- _Written instruction_: Copy out each line that has "fracture" in it.
★ ★ ★ ★ ★ ★ ★
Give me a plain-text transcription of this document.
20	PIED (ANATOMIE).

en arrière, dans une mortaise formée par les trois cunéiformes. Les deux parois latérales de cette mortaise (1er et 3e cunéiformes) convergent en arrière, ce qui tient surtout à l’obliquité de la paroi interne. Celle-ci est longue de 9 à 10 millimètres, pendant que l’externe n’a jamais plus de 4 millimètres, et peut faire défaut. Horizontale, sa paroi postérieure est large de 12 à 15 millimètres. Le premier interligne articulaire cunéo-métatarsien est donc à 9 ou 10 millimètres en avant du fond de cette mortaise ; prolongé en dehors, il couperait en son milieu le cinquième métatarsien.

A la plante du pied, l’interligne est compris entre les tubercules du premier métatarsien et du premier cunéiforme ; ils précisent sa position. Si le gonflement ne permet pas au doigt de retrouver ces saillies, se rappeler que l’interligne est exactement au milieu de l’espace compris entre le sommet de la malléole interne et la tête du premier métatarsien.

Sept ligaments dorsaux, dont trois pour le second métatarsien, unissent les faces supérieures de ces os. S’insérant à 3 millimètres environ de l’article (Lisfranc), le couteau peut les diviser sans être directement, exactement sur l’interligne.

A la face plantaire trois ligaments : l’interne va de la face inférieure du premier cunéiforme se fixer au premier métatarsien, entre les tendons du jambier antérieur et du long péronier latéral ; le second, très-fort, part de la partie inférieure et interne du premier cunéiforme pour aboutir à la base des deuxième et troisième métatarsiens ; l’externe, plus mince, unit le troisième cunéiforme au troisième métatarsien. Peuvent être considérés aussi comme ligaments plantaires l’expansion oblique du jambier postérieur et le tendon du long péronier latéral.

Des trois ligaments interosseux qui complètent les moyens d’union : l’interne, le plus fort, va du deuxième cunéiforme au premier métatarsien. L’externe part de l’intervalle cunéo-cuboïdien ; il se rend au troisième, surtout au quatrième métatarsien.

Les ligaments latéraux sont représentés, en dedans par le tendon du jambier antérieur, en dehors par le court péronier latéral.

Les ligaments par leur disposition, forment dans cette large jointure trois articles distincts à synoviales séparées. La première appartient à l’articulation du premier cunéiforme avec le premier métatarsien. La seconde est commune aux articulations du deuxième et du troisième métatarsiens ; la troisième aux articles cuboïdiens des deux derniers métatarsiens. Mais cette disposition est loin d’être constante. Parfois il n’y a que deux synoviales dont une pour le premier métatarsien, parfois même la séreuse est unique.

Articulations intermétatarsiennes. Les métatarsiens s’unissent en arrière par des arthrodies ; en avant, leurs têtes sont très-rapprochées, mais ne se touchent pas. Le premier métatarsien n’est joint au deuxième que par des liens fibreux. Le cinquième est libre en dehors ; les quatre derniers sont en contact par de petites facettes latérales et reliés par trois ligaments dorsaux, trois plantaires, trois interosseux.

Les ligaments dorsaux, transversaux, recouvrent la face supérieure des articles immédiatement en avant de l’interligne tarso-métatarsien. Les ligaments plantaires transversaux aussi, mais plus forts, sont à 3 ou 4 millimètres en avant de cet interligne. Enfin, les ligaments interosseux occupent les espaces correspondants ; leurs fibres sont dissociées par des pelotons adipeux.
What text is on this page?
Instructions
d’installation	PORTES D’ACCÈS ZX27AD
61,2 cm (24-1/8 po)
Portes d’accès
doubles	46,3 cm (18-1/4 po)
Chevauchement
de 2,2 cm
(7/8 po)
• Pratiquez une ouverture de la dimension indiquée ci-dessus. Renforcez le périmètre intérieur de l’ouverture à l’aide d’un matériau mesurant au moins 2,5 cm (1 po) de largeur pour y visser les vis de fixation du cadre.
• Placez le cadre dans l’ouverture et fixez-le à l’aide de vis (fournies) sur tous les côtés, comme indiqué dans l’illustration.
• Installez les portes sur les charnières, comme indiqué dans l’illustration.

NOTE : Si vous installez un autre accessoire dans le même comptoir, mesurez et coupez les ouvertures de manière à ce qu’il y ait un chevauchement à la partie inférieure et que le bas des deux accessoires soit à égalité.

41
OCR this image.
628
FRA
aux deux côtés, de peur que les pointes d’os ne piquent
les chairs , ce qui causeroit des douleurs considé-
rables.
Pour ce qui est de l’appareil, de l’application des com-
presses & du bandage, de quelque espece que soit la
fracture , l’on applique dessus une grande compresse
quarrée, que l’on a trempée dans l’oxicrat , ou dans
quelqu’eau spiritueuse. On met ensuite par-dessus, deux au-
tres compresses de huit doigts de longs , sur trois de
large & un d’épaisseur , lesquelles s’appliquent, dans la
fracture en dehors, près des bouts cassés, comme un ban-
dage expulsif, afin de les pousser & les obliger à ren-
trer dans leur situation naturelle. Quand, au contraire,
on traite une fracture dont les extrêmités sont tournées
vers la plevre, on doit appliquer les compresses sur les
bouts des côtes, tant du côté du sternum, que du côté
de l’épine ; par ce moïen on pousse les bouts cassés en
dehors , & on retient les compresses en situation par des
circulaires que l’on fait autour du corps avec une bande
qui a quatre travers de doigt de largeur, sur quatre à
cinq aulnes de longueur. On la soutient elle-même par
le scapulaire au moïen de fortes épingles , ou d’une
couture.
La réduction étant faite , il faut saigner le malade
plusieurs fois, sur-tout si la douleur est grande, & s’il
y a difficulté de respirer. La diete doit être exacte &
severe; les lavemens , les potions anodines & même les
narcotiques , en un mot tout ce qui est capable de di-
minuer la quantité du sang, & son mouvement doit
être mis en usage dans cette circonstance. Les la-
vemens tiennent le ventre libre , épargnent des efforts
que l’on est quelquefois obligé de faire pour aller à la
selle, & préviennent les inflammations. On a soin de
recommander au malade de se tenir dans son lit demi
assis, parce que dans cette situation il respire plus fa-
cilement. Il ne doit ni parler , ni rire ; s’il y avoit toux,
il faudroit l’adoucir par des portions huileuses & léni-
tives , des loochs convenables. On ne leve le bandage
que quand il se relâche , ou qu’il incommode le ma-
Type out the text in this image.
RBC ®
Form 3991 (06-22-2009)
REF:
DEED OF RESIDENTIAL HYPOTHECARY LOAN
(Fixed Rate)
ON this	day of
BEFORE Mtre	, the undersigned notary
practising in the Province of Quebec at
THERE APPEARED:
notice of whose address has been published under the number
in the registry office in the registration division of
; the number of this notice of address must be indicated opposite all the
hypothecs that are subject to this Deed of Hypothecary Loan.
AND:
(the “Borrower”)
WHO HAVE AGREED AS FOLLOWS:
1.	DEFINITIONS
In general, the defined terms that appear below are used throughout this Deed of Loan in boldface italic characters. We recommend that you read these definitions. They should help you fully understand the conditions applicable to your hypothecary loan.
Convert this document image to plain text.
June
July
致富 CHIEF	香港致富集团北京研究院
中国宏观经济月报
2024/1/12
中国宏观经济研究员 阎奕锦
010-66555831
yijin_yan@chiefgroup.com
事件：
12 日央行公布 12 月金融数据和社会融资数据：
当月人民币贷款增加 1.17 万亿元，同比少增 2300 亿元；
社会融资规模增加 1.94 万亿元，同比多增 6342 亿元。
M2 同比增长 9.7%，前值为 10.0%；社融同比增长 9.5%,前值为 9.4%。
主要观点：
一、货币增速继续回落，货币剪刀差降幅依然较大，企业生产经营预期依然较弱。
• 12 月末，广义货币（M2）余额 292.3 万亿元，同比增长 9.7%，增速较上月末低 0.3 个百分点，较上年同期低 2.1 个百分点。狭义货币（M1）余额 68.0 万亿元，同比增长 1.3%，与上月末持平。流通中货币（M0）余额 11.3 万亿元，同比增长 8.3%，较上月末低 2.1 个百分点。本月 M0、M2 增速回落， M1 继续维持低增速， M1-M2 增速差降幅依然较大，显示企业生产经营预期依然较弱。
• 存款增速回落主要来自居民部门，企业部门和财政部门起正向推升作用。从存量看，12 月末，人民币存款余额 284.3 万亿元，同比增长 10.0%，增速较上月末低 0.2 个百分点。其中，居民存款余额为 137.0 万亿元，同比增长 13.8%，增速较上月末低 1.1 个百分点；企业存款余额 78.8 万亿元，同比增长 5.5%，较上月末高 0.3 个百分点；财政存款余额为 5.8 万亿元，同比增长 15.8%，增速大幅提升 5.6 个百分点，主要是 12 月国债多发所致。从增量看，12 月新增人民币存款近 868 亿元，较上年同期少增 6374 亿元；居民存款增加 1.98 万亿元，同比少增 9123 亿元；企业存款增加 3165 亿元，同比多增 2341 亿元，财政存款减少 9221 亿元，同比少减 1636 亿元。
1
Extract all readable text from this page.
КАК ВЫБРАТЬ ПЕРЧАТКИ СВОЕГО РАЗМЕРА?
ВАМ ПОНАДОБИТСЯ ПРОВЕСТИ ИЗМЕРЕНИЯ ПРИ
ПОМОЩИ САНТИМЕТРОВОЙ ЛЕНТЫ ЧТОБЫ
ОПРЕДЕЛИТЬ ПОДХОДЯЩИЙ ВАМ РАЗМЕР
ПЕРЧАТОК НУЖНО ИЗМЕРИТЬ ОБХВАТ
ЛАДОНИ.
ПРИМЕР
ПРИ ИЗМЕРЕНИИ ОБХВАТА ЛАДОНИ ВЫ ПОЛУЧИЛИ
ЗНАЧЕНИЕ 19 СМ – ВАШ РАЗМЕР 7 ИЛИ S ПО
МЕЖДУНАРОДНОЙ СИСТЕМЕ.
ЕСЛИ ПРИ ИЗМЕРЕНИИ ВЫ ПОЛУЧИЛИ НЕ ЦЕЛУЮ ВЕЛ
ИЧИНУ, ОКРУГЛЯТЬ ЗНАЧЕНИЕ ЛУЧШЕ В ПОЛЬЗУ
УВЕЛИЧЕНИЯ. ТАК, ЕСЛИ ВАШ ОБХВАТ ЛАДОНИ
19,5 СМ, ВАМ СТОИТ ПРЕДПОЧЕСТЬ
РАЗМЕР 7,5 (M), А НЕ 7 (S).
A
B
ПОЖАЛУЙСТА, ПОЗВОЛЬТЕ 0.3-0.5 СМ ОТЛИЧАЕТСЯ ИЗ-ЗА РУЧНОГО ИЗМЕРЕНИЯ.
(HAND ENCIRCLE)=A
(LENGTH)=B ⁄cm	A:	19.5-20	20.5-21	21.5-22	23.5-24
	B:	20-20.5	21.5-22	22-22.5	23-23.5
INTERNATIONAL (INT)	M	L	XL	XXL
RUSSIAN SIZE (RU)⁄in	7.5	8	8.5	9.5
★ ★ ★ ★ ★ ★ ★
- _Response for this exercise_:
fracture , l’on applique dessus une grande compresse
fracture en dehors, près des bouts cassés, comme un ban-
on traite une fracture dont les extrêmités sont tournées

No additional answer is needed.